■ **Task objective**: Scan the data beneath this task and copy each line that includes "Publish".
· · ·
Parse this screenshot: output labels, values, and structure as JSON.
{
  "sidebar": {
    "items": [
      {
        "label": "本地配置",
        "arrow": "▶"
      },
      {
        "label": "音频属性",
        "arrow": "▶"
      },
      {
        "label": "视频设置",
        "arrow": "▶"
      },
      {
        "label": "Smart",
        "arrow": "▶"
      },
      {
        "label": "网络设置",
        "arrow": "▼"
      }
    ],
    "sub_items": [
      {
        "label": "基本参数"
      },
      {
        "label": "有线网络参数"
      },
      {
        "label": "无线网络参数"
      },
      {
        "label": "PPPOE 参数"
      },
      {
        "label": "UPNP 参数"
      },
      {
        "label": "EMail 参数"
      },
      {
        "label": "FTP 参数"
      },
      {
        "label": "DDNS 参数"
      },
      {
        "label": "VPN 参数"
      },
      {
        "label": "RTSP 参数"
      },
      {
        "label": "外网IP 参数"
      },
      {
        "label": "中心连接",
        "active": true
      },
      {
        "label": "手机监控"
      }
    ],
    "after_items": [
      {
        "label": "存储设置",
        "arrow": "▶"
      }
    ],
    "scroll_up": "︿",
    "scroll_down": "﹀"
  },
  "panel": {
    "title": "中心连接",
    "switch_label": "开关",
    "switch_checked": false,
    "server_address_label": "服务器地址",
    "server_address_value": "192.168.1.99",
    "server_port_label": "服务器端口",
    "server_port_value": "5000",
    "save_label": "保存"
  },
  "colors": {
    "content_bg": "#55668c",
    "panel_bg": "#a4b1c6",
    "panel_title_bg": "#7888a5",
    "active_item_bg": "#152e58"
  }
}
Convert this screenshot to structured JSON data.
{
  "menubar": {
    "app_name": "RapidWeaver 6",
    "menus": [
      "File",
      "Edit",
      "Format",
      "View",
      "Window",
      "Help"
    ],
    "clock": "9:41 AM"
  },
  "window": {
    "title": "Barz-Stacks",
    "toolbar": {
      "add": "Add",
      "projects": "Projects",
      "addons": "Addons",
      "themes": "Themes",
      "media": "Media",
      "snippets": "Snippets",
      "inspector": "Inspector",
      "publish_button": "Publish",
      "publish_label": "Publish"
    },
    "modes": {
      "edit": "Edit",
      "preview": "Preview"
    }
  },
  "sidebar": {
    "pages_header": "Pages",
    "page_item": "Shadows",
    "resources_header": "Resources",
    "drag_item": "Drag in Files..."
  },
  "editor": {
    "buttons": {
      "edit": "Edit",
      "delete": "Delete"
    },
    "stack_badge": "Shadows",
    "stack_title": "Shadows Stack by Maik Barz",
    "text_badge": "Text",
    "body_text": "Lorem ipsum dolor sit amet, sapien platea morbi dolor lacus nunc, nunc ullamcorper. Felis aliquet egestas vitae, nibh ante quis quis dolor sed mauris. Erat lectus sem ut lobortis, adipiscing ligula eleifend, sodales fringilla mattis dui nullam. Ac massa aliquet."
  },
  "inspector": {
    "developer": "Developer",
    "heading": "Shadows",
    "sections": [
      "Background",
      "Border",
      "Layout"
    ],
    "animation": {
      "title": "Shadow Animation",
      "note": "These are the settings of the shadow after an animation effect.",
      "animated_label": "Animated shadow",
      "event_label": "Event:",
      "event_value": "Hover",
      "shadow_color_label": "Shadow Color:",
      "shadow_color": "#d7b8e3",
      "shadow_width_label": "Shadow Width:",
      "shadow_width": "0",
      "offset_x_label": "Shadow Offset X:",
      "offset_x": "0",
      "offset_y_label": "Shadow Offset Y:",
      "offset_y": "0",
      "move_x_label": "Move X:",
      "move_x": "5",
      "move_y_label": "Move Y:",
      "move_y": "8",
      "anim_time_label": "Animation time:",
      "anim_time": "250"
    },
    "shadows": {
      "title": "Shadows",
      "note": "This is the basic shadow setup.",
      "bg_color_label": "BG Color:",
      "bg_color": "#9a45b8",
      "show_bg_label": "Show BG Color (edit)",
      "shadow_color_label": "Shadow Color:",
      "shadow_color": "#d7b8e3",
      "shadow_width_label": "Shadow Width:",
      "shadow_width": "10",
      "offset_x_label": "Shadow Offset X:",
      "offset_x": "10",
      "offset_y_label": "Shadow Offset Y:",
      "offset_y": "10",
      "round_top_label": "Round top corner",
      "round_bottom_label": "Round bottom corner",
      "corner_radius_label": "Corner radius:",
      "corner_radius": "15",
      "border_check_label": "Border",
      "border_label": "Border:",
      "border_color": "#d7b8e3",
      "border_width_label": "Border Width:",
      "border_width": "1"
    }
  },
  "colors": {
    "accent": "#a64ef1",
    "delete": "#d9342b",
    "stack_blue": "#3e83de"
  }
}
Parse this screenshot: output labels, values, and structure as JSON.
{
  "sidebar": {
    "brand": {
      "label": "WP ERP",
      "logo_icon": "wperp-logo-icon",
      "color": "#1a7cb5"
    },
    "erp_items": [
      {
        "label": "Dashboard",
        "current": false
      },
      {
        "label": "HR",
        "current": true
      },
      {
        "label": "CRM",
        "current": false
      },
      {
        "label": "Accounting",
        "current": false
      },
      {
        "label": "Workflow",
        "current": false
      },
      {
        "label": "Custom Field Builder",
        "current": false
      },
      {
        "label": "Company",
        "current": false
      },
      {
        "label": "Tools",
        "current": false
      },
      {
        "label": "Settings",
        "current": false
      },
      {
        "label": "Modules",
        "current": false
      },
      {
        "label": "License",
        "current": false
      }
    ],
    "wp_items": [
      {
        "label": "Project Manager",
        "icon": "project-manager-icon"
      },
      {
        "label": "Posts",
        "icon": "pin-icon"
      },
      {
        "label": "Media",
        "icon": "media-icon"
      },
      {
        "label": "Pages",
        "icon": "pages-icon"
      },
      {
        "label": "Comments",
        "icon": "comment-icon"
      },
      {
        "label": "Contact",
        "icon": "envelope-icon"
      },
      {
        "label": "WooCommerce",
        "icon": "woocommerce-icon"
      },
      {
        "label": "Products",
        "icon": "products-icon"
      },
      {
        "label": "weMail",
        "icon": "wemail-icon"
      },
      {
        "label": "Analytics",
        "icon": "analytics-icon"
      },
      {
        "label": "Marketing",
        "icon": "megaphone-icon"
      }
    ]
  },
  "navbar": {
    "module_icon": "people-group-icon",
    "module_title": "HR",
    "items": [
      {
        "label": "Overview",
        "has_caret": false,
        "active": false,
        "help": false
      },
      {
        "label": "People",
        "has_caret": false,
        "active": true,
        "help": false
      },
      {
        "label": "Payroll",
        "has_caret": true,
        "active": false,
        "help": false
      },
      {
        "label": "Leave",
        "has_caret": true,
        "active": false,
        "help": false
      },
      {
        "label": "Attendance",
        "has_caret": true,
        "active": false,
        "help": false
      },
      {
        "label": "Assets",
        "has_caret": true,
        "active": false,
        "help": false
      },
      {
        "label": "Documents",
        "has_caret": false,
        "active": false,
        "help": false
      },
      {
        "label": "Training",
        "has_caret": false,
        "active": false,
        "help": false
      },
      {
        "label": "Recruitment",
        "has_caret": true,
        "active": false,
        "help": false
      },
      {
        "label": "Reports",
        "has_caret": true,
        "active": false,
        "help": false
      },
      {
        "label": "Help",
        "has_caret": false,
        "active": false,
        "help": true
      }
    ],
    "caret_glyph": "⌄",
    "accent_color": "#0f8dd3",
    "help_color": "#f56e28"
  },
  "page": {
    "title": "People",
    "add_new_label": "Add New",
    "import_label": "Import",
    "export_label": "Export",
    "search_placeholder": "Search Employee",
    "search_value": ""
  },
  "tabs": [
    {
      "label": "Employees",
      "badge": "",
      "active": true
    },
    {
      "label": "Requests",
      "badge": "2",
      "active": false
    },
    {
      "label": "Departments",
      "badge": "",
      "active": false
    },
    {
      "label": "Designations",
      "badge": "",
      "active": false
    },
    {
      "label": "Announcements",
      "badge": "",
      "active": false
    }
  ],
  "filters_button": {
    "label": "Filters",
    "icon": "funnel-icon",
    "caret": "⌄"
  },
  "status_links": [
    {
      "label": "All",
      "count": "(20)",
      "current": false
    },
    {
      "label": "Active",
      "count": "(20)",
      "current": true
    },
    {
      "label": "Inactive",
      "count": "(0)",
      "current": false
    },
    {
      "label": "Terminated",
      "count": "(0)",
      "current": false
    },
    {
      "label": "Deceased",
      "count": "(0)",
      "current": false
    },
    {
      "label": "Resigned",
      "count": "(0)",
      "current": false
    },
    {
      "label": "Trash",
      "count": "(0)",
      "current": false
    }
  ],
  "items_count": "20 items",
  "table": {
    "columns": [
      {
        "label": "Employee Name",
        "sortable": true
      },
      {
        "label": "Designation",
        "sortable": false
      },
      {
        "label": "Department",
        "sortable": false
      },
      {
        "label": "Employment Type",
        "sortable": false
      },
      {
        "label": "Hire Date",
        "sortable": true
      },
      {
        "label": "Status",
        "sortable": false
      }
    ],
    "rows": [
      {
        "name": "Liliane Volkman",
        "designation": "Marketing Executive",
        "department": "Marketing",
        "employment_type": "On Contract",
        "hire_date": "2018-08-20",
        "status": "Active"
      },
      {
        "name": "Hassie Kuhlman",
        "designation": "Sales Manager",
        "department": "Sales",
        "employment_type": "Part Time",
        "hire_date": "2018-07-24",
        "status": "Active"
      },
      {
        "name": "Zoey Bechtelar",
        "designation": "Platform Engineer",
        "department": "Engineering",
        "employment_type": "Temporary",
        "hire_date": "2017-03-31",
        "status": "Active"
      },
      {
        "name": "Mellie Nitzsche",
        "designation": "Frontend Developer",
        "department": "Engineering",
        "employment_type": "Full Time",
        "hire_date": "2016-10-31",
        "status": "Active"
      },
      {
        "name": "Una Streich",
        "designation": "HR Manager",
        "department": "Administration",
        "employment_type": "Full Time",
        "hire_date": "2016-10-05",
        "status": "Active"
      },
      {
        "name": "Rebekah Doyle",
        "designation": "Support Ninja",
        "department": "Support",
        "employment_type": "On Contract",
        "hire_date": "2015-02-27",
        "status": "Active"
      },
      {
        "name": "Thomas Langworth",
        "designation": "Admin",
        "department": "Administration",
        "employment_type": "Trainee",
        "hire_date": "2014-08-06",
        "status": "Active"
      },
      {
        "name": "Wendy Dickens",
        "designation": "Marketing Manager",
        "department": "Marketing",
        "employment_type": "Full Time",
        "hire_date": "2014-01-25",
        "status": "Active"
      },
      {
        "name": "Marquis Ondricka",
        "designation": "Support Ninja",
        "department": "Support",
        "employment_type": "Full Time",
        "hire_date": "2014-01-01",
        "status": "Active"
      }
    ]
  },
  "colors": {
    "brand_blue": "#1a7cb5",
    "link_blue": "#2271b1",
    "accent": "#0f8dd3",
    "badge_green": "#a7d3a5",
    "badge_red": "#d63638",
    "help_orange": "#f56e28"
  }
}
· · ·
■ **Worked solution**:
      "publish_button": "Publish",
      "publish_label": "Publish"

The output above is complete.